-- BEGIN --
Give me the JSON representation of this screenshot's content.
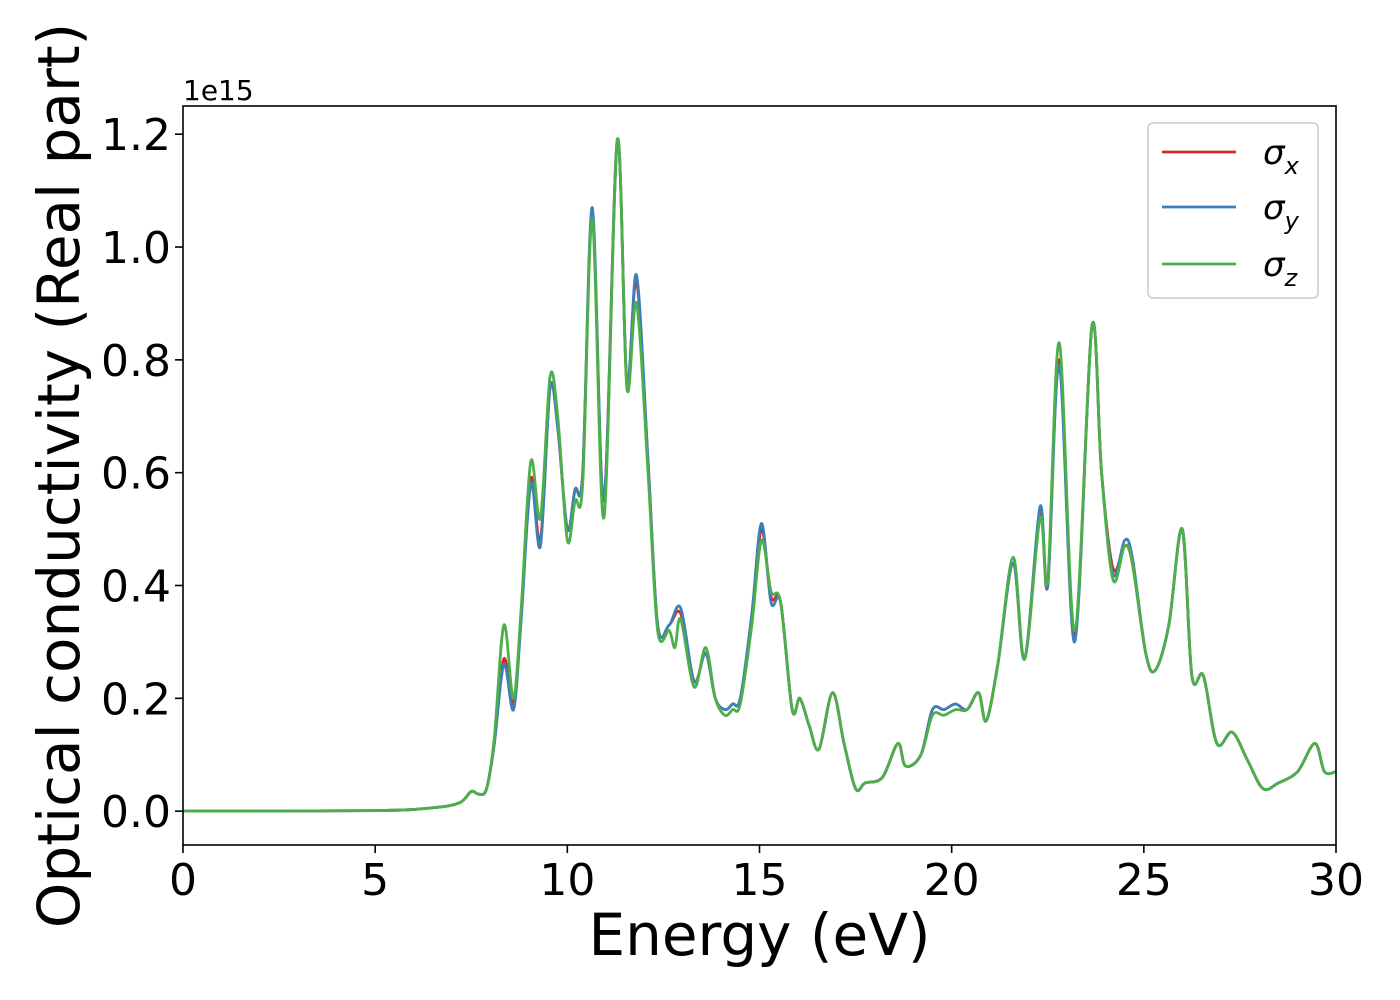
{
  "chart_data": {
    "type": "line",
    "xlabel": "Energy (eV)",
    "ylabel": "Optical conductivity (Real part)",
    "offset_text": "1e15",
    "xlim": [
      0,
      30
    ],
    "ylim": [
      -0.06,
      1.25
    ],
    "x_ticks": [
      0,
      5,
      10,
      15,
      20,
      25,
      30
    ],
    "y_ticks": [
      0.0,
      0.2,
      0.4,
      0.6,
      0.8,
      1.0,
      1.2
    ],
    "x_tick_labels": [
      "0",
      "5",
      "10",
      "15",
      "20",
      "25",
      "30"
    ],
    "y_tick_labels": [
      "0.0",
      "0.2",
      "0.4",
      "0.6",
      "0.8",
      "1.0",
      "1.2"
    ],
    "legend_position": "top-right",
    "grid": false,
    "series": [
      {
        "name": "σx",
        "sym": "σ",
        "sub": "x",
        "color": "#d62728",
        "points": [
          [
            0,
            0
          ],
          [
            5,
            0.001
          ],
          [
            6.5,
            0.006
          ],
          [
            7.2,
            0.015
          ],
          [
            7.5,
            0.035
          ],
          [
            7.7,
            0.03
          ],
          [
            7.9,
            0.04
          ],
          [
            8.1,
            0.12
          ],
          [
            8.35,
            0.27
          ],
          [
            8.6,
            0.19
          ],
          [
            8.8,
            0.35
          ],
          [
            9.05,
            0.59
          ],
          [
            9.3,
            0.48
          ],
          [
            9.55,
            0.75
          ],
          [
            9.75,
            0.68
          ],
          [
            10.0,
            0.5
          ],
          [
            10.2,
            0.57
          ],
          [
            10.4,
            0.6
          ],
          [
            10.65,
            1.06
          ],
          [
            10.95,
            0.55
          ],
          [
            11.3,
            1.19
          ],
          [
            11.55,
            0.76
          ],
          [
            11.8,
            0.94
          ],
          [
            12.1,
            0.62
          ],
          [
            12.35,
            0.33
          ],
          [
            12.65,
            0.33
          ],
          [
            12.95,
            0.35
          ],
          [
            13.3,
            0.23
          ],
          [
            13.6,
            0.28
          ],
          [
            13.85,
            0.2
          ],
          [
            14.1,
            0.18
          ],
          [
            14.3,
            0.19
          ],
          [
            14.5,
            0.2
          ],
          [
            14.8,
            0.34
          ],
          [
            15.05,
            0.5
          ],
          [
            15.3,
            0.38
          ],
          [
            15.55,
            0.37
          ],
          [
            15.85,
            0.18
          ],
          [
            16.05,
            0.2
          ],
          [
            16.3,
            0.15
          ],
          [
            16.55,
            0.11
          ],
          [
            16.9,
            0.21
          ],
          [
            17.2,
            0.12
          ],
          [
            17.5,
            0.04
          ],
          [
            17.75,
            0.05
          ],
          [
            18.2,
            0.06
          ],
          [
            18.6,
            0.12
          ],
          [
            18.8,
            0.08
          ],
          [
            19.2,
            0.1
          ],
          [
            19.5,
            0.18
          ],
          [
            19.8,
            0.18
          ],
          [
            20.1,
            0.19
          ],
          [
            20.4,
            0.18
          ],
          [
            20.7,
            0.21
          ],
          [
            20.9,
            0.16
          ],
          [
            21.2,
            0.26
          ],
          [
            21.6,
            0.44
          ],
          [
            21.9,
            0.27
          ],
          [
            22.3,
            0.53
          ],
          [
            22.5,
            0.4
          ],
          [
            22.8,
            0.8
          ],
          [
            23.2,
            0.31
          ],
          [
            23.65,
            0.86
          ],
          [
            23.9,
            0.6
          ],
          [
            24.2,
            0.43
          ],
          [
            24.5,
            0.47
          ],
          [
            24.7,
            0.44
          ],
          [
            25.05,
            0.28
          ],
          [
            25.3,
            0.25
          ],
          [
            25.65,
            0.33
          ],
          [
            26.0,
            0.5
          ],
          [
            26.25,
            0.24
          ],
          [
            26.55,
            0.24
          ],
          [
            26.9,
            0.12
          ],
          [
            27.3,
            0.14
          ],
          [
            27.7,
            0.09
          ],
          [
            28.1,
            0.04
          ],
          [
            28.5,
            0.05
          ],
          [
            29.0,
            0.07
          ],
          [
            29.45,
            0.12
          ],
          [
            29.7,
            0.07
          ],
          [
            30,
            0.07
          ]
        ]
      },
      {
        "name": "σy",
        "sym": "σ",
        "sub": "y",
        "color": "#3f7fb8",
        "points": [
          [
            0,
            0
          ],
          [
            5,
            0.001
          ],
          [
            6.5,
            0.006
          ],
          [
            7.2,
            0.015
          ],
          [
            7.5,
            0.035
          ],
          [
            7.7,
            0.03
          ],
          [
            7.9,
            0.04
          ],
          [
            8.1,
            0.12
          ],
          [
            8.35,
            0.26
          ],
          [
            8.6,
            0.18
          ],
          [
            8.8,
            0.34
          ],
          [
            9.05,
            0.58
          ],
          [
            9.3,
            0.47
          ],
          [
            9.55,
            0.75
          ],
          [
            9.75,
            0.68
          ],
          [
            10.0,
            0.5
          ],
          [
            10.2,
            0.57
          ],
          [
            10.4,
            0.6
          ],
          [
            10.65,
            1.07
          ],
          [
            10.95,
            0.55
          ],
          [
            11.3,
            1.19
          ],
          [
            11.55,
            0.76
          ],
          [
            11.8,
            0.95
          ],
          [
            12.1,
            0.62
          ],
          [
            12.35,
            0.33
          ],
          [
            12.65,
            0.33
          ],
          [
            12.95,
            0.36
          ],
          [
            13.3,
            0.23
          ],
          [
            13.6,
            0.28
          ],
          [
            13.85,
            0.2
          ],
          [
            14.1,
            0.18
          ],
          [
            14.3,
            0.19
          ],
          [
            14.5,
            0.2
          ],
          [
            14.8,
            0.35
          ],
          [
            15.05,
            0.51
          ],
          [
            15.3,
            0.37
          ],
          [
            15.55,
            0.37
          ],
          [
            15.85,
            0.18
          ],
          [
            16.05,
            0.2
          ],
          [
            16.3,
            0.15
          ],
          [
            16.55,
            0.11
          ],
          [
            16.9,
            0.21
          ],
          [
            17.2,
            0.12
          ],
          [
            17.5,
            0.04
          ],
          [
            17.75,
            0.05
          ],
          [
            18.2,
            0.06
          ],
          [
            18.6,
            0.12
          ],
          [
            18.8,
            0.08
          ],
          [
            19.2,
            0.1
          ],
          [
            19.5,
            0.18
          ],
          [
            19.8,
            0.18
          ],
          [
            20.1,
            0.19
          ],
          [
            20.4,
            0.18
          ],
          [
            20.7,
            0.21
          ],
          [
            20.9,
            0.16
          ],
          [
            21.2,
            0.26
          ],
          [
            21.6,
            0.44
          ],
          [
            21.9,
            0.27
          ],
          [
            22.3,
            0.54
          ],
          [
            22.5,
            0.4
          ],
          [
            22.8,
            0.79
          ],
          [
            23.2,
            0.3
          ],
          [
            23.65,
            0.86
          ],
          [
            23.9,
            0.6
          ],
          [
            24.2,
            0.42
          ],
          [
            24.5,
            0.48
          ],
          [
            24.7,
            0.45
          ],
          [
            25.05,
            0.28
          ],
          [
            25.3,
            0.25
          ],
          [
            25.65,
            0.33
          ],
          [
            26.0,
            0.5
          ],
          [
            26.25,
            0.24
          ],
          [
            26.55,
            0.24
          ],
          [
            26.9,
            0.12
          ],
          [
            27.3,
            0.14
          ],
          [
            27.7,
            0.09
          ],
          [
            28.1,
            0.04
          ],
          [
            28.5,
            0.05
          ],
          [
            29.0,
            0.07
          ],
          [
            29.45,
            0.12
          ],
          [
            29.7,
            0.07
          ],
          [
            30,
            0.07
          ]
        ]
      },
      {
        "name": "σz",
        "sym": "σ",
        "sub": "z",
        "color": "#4daf4a",
        "points": [
          [
            0,
            0
          ],
          [
            5,
            0.001
          ],
          [
            6.5,
            0.006
          ],
          [
            7.2,
            0.015
          ],
          [
            7.5,
            0.035
          ],
          [
            7.7,
            0.03
          ],
          [
            7.9,
            0.04
          ],
          [
            8.1,
            0.13
          ],
          [
            8.35,
            0.33
          ],
          [
            8.6,
            0.2
          ],
          [
            8.8,
            0.36
          ],
          [
            9.05,
            0.62
          ],
          [
            9.3,
            0.52
          ],
          [
            9.55,
            0.77
          ],
          [
            9.75,
            0.7
          ],
          [
            10.0,
            0.48
          ],
          [
            10.2,
            0.55
          ],
          [
            10.4,
            0.58
          ],
          [
            10.65,
            1.05
          ],
          [
            10.95,
            0.52
          ],
          [
            11.3,
            1.19
          ],
          [
            11.55,
            0.75
          ],
          [
            11.8,
            0.9
          ],
          [
            12.1,
            0.6
          ],
          [
            12.35,
            0.32
          ],
          [
            12.65,
            0.32
          ],
          [
            12.8,
            0.29
          ],
          [
            12.95,
            0.34
          ],
          [
            13.3,
            0.22
          ],
          [
            13.6,
            0.29
          ],
          [
            13.85,
            0.2
          ],
          [
            14.1,
            0.17
          ],
          [
            14.3,
            0.18
          ],
          [
            14.5,
            0.19
          ],
          [
            14.8,
            0.33
          ],
          [
            15.05,
            0.48
          ],
          [
            15.3,
            0.39
          ],
          [
            15.55,
            0.37
          ],
          [
            15.85,
            0.18
          ],
          [
            16.05,
            0.2
          ],
          [
            16.3,
            0.15
          ],
          [
            16.55,
            0.11
          ],
          [
            16.9,
            0.21
          ],
          [
            17.2,
            0.12
          ],
          [
            17.5,
            0.04
          ],
          [
            17.75,
            0.05
          ],
          [
            18.2,
            0.06
          ],
          [
            18.6,
            0.12
          ],
          [
            18.8,
            0.08
          ],
          [
            19.2,
            0.1
          ],
          [
            19.5,
            0.17
          ],
          [
            19.8,
            0.17
          ],
          [
            20.1,
            0.18
          ],
          [
            20.4,
            0.18
          ],
          [
            20.7,
            0.21
          ],
          [
            20.9,
            0.16
          ],
          [
            21.2,
            0.26
          ],
          [
            21.6,
            0.45
          ],
          [
            21.9,
            0.27
          ],
          [
            22.3,
            0.52
          ],
          [
            22.5,
            0.41
          ],
          [
            22.8,
            0.83
          ],
          [
            23.2,
            0.32
          ],
          [
            23.65,
            0.86
          ],
          [
            23.9,
            0.6
          ],
          [
            24.2,
            0.41
          ],
          [
            24.5,
            0.47
          ],
          [
            24.7,
            0.44
          ],
          [
            25.05,
            0.28
          ],
          [
            25.3,
            0.25
          ],
          [
            25.65,
            0.33
          ],
          [
            26.0,
            0.5
          ],
          [
            26.25,
            0.24
          ],
          [
            26.55,
            0.24
          ],
          [
            26.9,
            0.12
          ],
          [
            27.3,
            0.14
          ],
          [
            27.7,
            0.09
          ],
          [
            28.1,
            0.04
          ],
          [
            28.5,
            0.05
          ],
          [
            29.0,
            0.07
          ],
          [
            29.45,
            0.12
          ],
          [
            29.7,
            0.07
          ],
          [
            30,
            0.07
          ]
        ]
      }
    ]
  }
}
-- END --
Goal of the exercise>
Sift the material for lines with the string "color". Copy each one found.

Output for this exercise>
        "color": "#d62728",
        "color": "#3f7fb8",
        "color": "#4daf4a",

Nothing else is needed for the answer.